- **Your instructions**
Repeat every record exactly, but keep images out of the copy.

- **Data for processing**
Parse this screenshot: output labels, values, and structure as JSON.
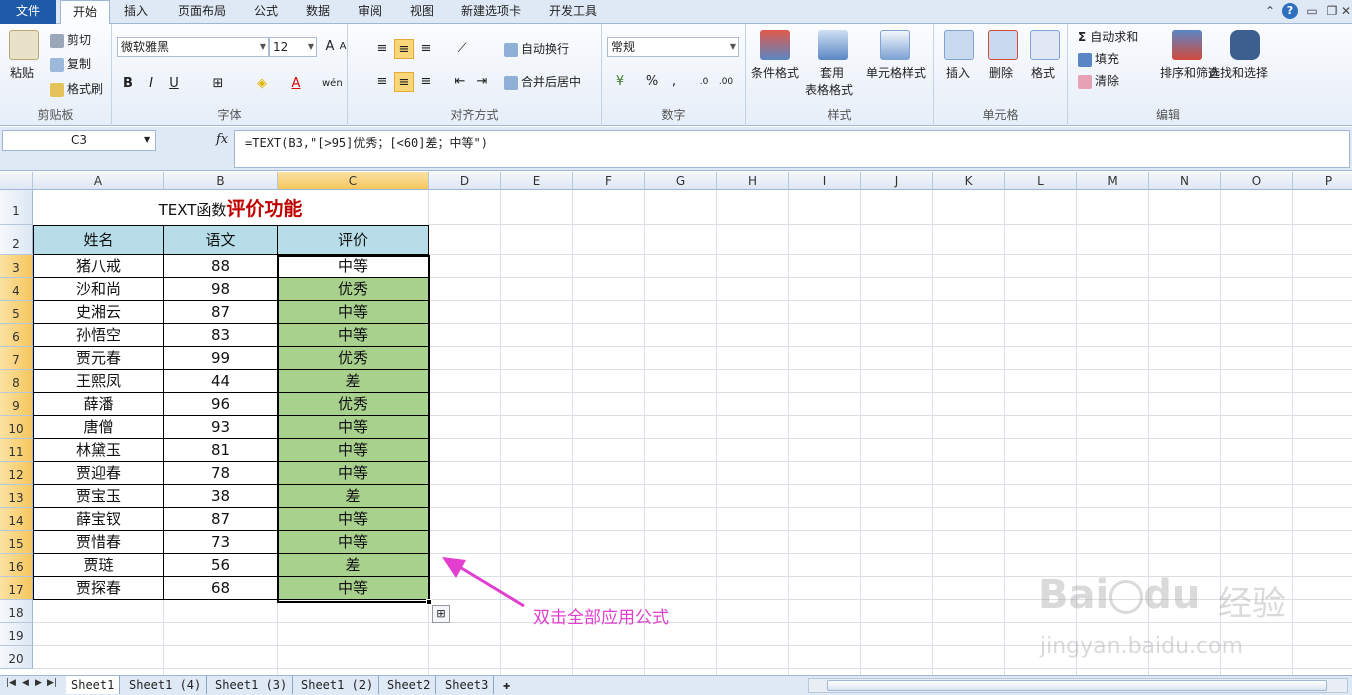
{
  "tabs": [
    "文件",
    "开始",
    "插入",
    "页面布局",
    "公式",
    "数据",
    "审阅",
    "视图",
    "新建选项卡",
    "开发工具"
  ],
  "ribbon": {
    "clipboard": {
      "paste": "粘贴",
      "cut": "剪切",
      "copy": "复制",
      "format_painter": "格式刷",
      "label": "剪贴板"
    },
    "font": {
      "name": "微软雅黑",
      "size": "12",
      "bold": "B",
      "italic": "I",
      "underline": "U",
      "label": "字体"
    },
    "align": {
      "wrap": "自动换行",
      "merge": "合并后居中",
      "label": "对齐方式"
    },
    "number": {
      "format": "常规",
      "percent": "%",
      "comma": ",",
      "label": "数字"
    },
    "styles": {
      "cond": "条件格式",
      "table_1": "套用",
      "table_2": "表格格式",
      "cell": "单元格样式",
      "label": "样式"
    },
    "cells": {
      "insert": "插入",
      "delete": "删除",
      "format": "格式",
      "label": "单元格"
    },
    "edit": {
      "autosum": "自动求和",
      "fill": "填充",
      "clear": "清除",
      "sort": "排序和筛选",
      "find": "查找和选择",
      "label": "编辑"
    }
  },
  "formula_bar": {
    "name_box": "C3",
    "fx": "fx",
    "formula": "=TEXT(B3,\"[>95]优秀；[<60]差；中等\")"
  },
  "columns": [
    "A",
    "B",
    "C",
    "D",
    "E",
    "F",
    "G",
    "H",
    "I",
    "J",
    "K",
    "L",
    "M",
    "N",
    "O",
    "P"
  ],
  "rows": [
    "1",
    "2",
    "3",
    "4",
    "5",
    "6",
    "7",
    "8",
    "9",
    "10",
    "11",
    "12",
    "13",
    "14",
    "15",
    "16",
    "17",
    "18",
    "19",
    "20"
  ],
  "title": {
    "part1": "TEXT函数",
    "part2": "评价功能"
  },
  "table": {
    "headers": [
      "姓名",
      "语文",
      "评价"
    ],
    "rows": [
      [
        "猪八戒",
        "88",
        "中等"
      ],
      [
        "沙和尚",
        "98",
        "优秀"
      ],
      [
        "史湘云",
        "87",
        "中等"
      ],
      [
        "孙悟空",
        "83",
        "中等"
      ],
      [
        "贾元春",
        "99",
        "优秀"
      ],
      [
        "王熙凤",
        "44",
        "差"
      ],
      [
        "薛潘",
        "96",
        "优秀"
      ],
      [
        "唐僧",
        "93",
        "中等"
      ],
      [
        "林黛玉",
        "81",
        "中等"
      ],
      [
        "贾迎春",
        "78",
        "中等"
      ],
      [
        "贾宝玉",
        "38",
        "差"
      ],
      [
        "薛宝钗",
        "87",
        "中等"
      ],
      [
        "贾惜春",
        "73",
        "中等"
      ],
      [
        "贾琏",
        "56",
        "差"
      ],
      [
        "贾探春",
        "68",
        "中等"
      ]
    ]
  },
  "annotation": "双击全部应用公式",
  "sheet_tabs": [
    "Sheet1",
    "Sheet1 (4)",
    "Sheet1 (3)",
    "Sheet1 (2)",
    "Sheet2",
    "Sheet3"
  ],
  "watermark": {
    "brand": "Bai",
    "brand2": "du",
    "cn": "经验",
    "url": "jingyan.baidu.com"
  },
  "colors": {
    "accent": "#1e5aa8",
    "header_fill": "#b7dde8",
    "green_fill": "#a9d18e",
    "title_red": "#c00000",
    "annotation": "#e23fcf"
  }
}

- **Complete response**
Parse this screenshot: output labels, values, and structure as JSON.
{
  "tabs": [
    "文件",
    "开始",
    "插入",
    "页面布局",
    "公式",
    "数据",
    "审阅",
    "视图",
    "新建选项卡",
    "开发工具"
  ],
  "ribbon": {
    "clipboard": {
      "paste": "粘贴",
      "cut": "剪切",
      "copy": "复制",
      "format_painter": "格式刷",
      "label": "剪贴板"
    },
    "font": {
      "name": "微软雅黑",
      "size": "12",
      "bold": "B",
      "italic": "I",
      "underline": "U",
      "label": "字体"
    },
    "align": {
      "wrap": "自动换行",
      "merge": "合并后居中",
      "label": "对齐方式"
    },
    "number": {
      "format": "常规",
      "percent": "%",
      "comma": ",",
      "label": "数字"
    },
    "styles": {
      "cond": "条件格式",
      "table_1": "套用",
      "table_2": "表格格式",
      "cell": "单元格样式",
      "label": "样式"
    },
    "cells": {
      "insert": "插入",
      "delete": "删除",
      "format": "格式",
      "label": "单元格"
    },
    "edit": {
      "autosum": "自动求和",
      "fill": "填充",
      "clear": "清除",
      "sort": "排序和筛选",
      "find": "查找和选择",
      "label": "编辑"
    }
  },
  "formula_bar": {
    "name_box": "C3",
    "fx": "fx",
    "formula": "=TEXT(B3,\"[>95]优秀；[<60]差；中等\")"
  },
  "columns": [
    "A",
    "B",
    "C",
    "D",
    "E",
    "F",
    "G",
    "H",
    "I",
    "J",
    "K",
    "L",
    "M",
    "N",
    "O",
    "P"
  ],
  "rows": [
    "1",
    "2",
    "3",
    "4",
    "5",
    "6",
    "7",
    "8",
    "9",
    "10",
    "11",
    "12",
    "13",
    "14",
    "15",
    "16",
    "17",
    "18",
    "19",
    "20"
  ],
  "title": {
    "part1": "TEXT函数",
    "part2": "评价功能"
  },
  "table": {
    "headers": [
      "姓名",
      "语文",
      "评价"
    ],
    "rows": [
      [
        "猪八戒",
        "88",
        "中等"
      ],
      [
        "沙和尚",
        "98",
        "优秀"
      ],
      [
        "史湘云",
        "87",
        "中等"
      ],
      [
        "孙悟空",
        "83",
        "中等"
      ],
      [
        "贾元春",
        "99",
        "优秀"
      ],
      [
        "王熙凤",
        "44",
        "差"
      ],
      [
        "薛潘",
        "96",
        "优秀"
      ],
      [
        "唐僧",
        "93",
        "中等"
      ],
      [
        "林黛玉",
        "81",
        "中等"
      ],
      [
        "贾迎春",
        "78",
        "中等"
      ],
      [
        "贾宝玉",
        "38",
        "差"
      ],
      [
        "薛宝钗",
        "87",
        "中等"
      ],
      [
        "贾惜春",
        "73",
        "中等"
      ],
      [
        "贾琏",
        "56",
        "差"
      ],
      [
        "贾探春",
        "68",
        "中等"
      ]
    ]
  },
  "annotation": "双击全部应用公式",
  "sheet_tabs": [
    "Sheet1",
    "Sheet1 (4)",
    "Sheet1 (3)",
    "Sheet1 (2)",
    "Sheet2",
    "Sheet3"
  ],
  "watermark": {
    "brand": "Bai",
    "brand2": "du",
    "cn": "经验",
    "url": "jingyan.baidu.com"
  },
  "colors": {
    "accent": "#1e5aa8",
    "header_fill": "#b7dde8",
    "green_fill": "#a9d18e",
    "title_red": "#c00000",
    "annotation": "#e23fcf"
  }
}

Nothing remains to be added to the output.